» **Task requirements**:
Every line below should be repeated exactly.

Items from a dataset
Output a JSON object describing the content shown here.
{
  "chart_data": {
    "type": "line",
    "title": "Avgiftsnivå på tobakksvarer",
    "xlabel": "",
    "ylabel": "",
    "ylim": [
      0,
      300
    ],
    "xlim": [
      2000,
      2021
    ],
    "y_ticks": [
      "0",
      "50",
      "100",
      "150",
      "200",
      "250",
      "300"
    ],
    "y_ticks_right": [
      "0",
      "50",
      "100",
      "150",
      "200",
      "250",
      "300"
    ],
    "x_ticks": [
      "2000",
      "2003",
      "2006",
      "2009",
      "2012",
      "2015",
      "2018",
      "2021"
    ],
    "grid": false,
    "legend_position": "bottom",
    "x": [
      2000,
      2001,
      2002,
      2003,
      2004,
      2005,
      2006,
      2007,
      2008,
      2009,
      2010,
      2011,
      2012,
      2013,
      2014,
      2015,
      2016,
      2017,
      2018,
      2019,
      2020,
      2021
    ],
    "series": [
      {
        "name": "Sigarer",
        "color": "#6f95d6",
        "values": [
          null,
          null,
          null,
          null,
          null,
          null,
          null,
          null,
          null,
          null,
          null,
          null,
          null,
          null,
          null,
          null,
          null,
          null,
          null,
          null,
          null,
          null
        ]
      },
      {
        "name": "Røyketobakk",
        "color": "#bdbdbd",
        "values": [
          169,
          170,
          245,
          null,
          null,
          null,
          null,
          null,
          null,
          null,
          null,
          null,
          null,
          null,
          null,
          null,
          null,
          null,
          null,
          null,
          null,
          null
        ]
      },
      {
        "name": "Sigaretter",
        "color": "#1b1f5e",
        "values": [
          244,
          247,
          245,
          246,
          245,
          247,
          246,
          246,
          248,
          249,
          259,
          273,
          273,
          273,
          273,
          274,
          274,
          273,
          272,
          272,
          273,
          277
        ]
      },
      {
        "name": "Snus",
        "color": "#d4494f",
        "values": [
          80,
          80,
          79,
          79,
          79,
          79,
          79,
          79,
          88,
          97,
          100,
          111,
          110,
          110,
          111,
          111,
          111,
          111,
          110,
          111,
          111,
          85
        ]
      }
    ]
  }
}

» **Solution for this task**:
Output a JSON object describing the content shown here.
{
  "chart_data": {
    "type": "line",
    "title": "Avgiftsnivå på tobakksvarer",
    "xlabel": "",
    "ylabel": "",
    "ylim": [
      0,
      300
    ],
    "xlim": [
      2000,
      2021
    ],
    "y_ticks": [
      "0",
      "50",
      "100",
      "150",
      "200",
      "250",
      "300"
    ],
    "y_ticks_right": [
      "0",
      "50",
      "100",
      "150",
      "200",
      "250",
      "300"
    ],
    "x_ticks": [
      "2000",
      "2003",
      "2006",
      "2009",
      "2012",
      "2015",
      "2018",
      "2021"
    ],
    "grid": false,
    "legend_position": "bottom",
    "x": [
      2000,
      2001,
      2002,
      2003,
      2004,
      2005,
      2006,
      2007,
      2008,
      2009,
      2010,
      2011,
      2012,
      2013,
      2014,
      2015,
      2016,
      2017,
      2018,
      2019,
      2020,
      2021
    ],
    "series": [
      {
        "name": "Sigarer",
        "color": "#6f95d6",
        "values": [
          null,
          null,
          null,
          null,
          null,
          null,
          null,
          null,
          null,
          null,
          null,
          null,
          null,
          null,
          null,
          null,
          null,
          null,
          null,
          null,
          null,
          null
        ]
      },
      {
        "name": "Røyketobakk",
        "color": "#bdbdbd",
        "values": [
          169,
          170,
          245,
          null,
          null,
          null,
          null,
          null,
          null,
          null,
          null,
          null,
          null,
          null,
          null,
          null,
          null,
          null,
          null,
          null,
          null,
          null
        ]
      },
      {
        "name": "Sigaretter",
        "color": "#1b1f5e",
        "values": [
          244,
          247,
          245,
          246,
          245,
          247,
          246,
          246,
          248,
          249,
          259,
          273,
          273,
          273,
          273,
          274,
          274,
          273,
          272,
          272,
          273,
          277
        ]
      },
      {
        "name": "Snus",
        "color": "#d4494f",
        "values": [
          80,
          80,
          79,
          79,
          79,
          79,
          79,
          79,
          88,
          97,
          100,
          111,
          110,
          110,
          111,
          111,
          111,
          111,
          110,
          111,
          111,
          85
        ]
      }
    ]
  }
}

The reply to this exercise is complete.